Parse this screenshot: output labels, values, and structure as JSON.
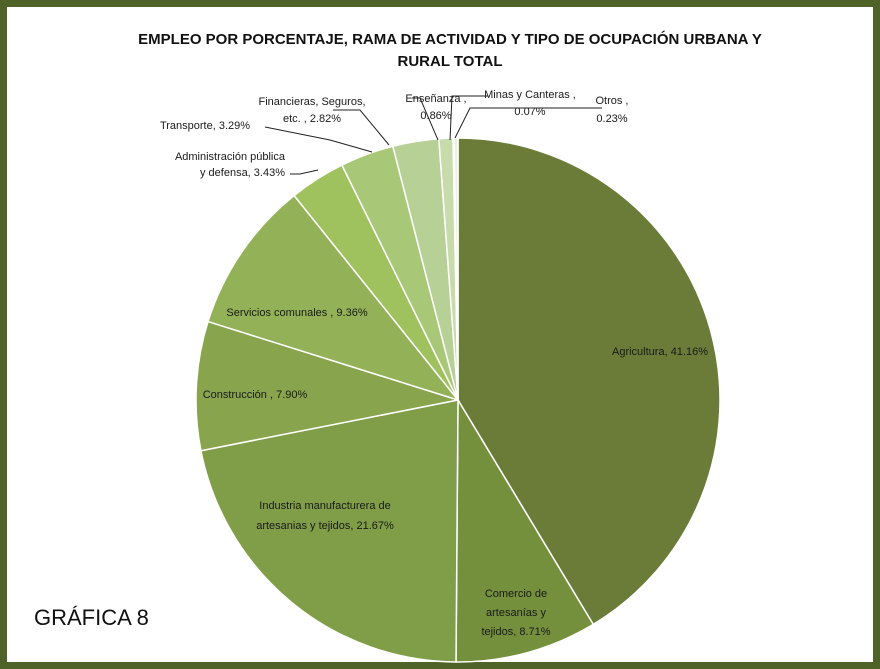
{
  "chart_data": {
    "type": "pie",
    "title": [
      "EMPLEO POR PORCENTAJE, RAMA DE ACTIVIDAD Y TIPO DE OCUPACIÓN URBANA Y",
      "RURAL TOTAL"
    ],
    "caption": "GRÁFICA 8",
    "categories": [
      "Agricultura",
      "Comercio de artesanías y tejidos",
      "Industria manufacturera de artesanias y tejidos",
      "Construcción",
      "Servicios comunales",
      "Administración pública y defensa",
      "Transporte",
      "Financieras, Seguros, etc.",
      "Enseñanza",
      "Minas y Canteras",
      "Otros"
    ],
    "values": [
      41.16,
      8.71,
      21.67,
      7.9,
      9.36,
      3.43,
      3.29,
      2.82,
      0.86,
      0.07,
      0.23
    ],
    "labels": [
      [
        "Agricultura, 41.16%"
      ],
      [
        "Comercio de",
        "artesanías y",
        "tejidos, 8.71%"
      ],
      [
        "Industria manufacturera  de",
        "artesanias y tejidos, 21.67%"
      ],
      [
        "Construcción  , 7.90%"
      ],
      [
        "Servicios comunales  , 9.36%"
      ],
      [
        "Administración pública",
        "y defensa, 3.43%"
      ],
      [
        "Transporte, 3.29%"
      ],
      [
        "Financieras, Seguros,",
        "etc. , 2.82%"
      ],
      [
        "Enseñanza ,",
        "0.86%"
      ],
      [
        "Minas y Canteras  ,",
        "0.07%"
      ],
      [
        "Otros ,",
        "0.23%"
      ]
    ],
    "colors": [
      "#6a7c38",
      "#75903c",
      "#809d47",
      "#88a54e",
      "#93b156",
      "#9fc15e",
      "#a9c877",
      "#b7d095",
      "#c8dcab",
      "#dce8c8",
      "#e9f0dc"
    ],
    "border_color": "#4f6228"
  }
}
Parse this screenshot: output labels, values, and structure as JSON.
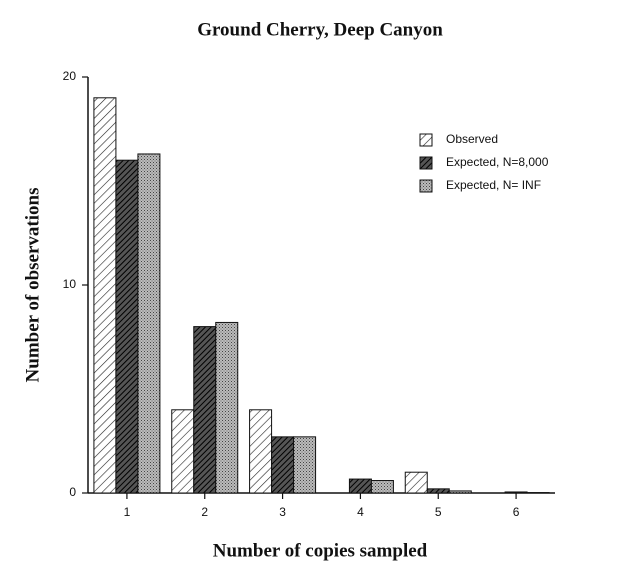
{
  "chart_data": {
    "type": "bar",
    "title": "Ground Cherry, Deep Canyon",
    "x_label": "Number of copies sampled",
    "y_label": "Number of observations",
    "categories": [
      "1",
      "2",
      "3",
      "4",
      "5",
      "6"
    ],
    "series": [
      {
        "name": "Observed",
        "color": "#ffffff",
        "pattern": "hatch-light",
        "values": [
          19,
          4,
          4,
          0,
          1,
          0
        ]
      },
      {
        "name": "Expected, N=8,000",
        "color": "#222222",
        "pattern": "hatch-dark",
        "values": [
          16,
          8,
          2.7,
          0.67,
          0.2,
          0.05
        ]
      },
      {
        "name": "Expected, N= INF",
        "color": "#999999",
        "pattern": "dots",
        "values": [
          16.3,
          8.2,
          2.7,
          0.6,
          0.1,
          0.02
        ]
      }
    ],
    "ylim": [
      0,
      20
    ],
    "yticks": [
      0,
      10,
      20
    ],
    "legend": "upper-right"
  }
}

* * * * *

PROBLEM STATEMENT:
Find "Financieras". Copy every line it occurs in.

EXPECTED OUTPUT:
      "Financieras, Seguros, etc.",
        "Financieras, Seguros,",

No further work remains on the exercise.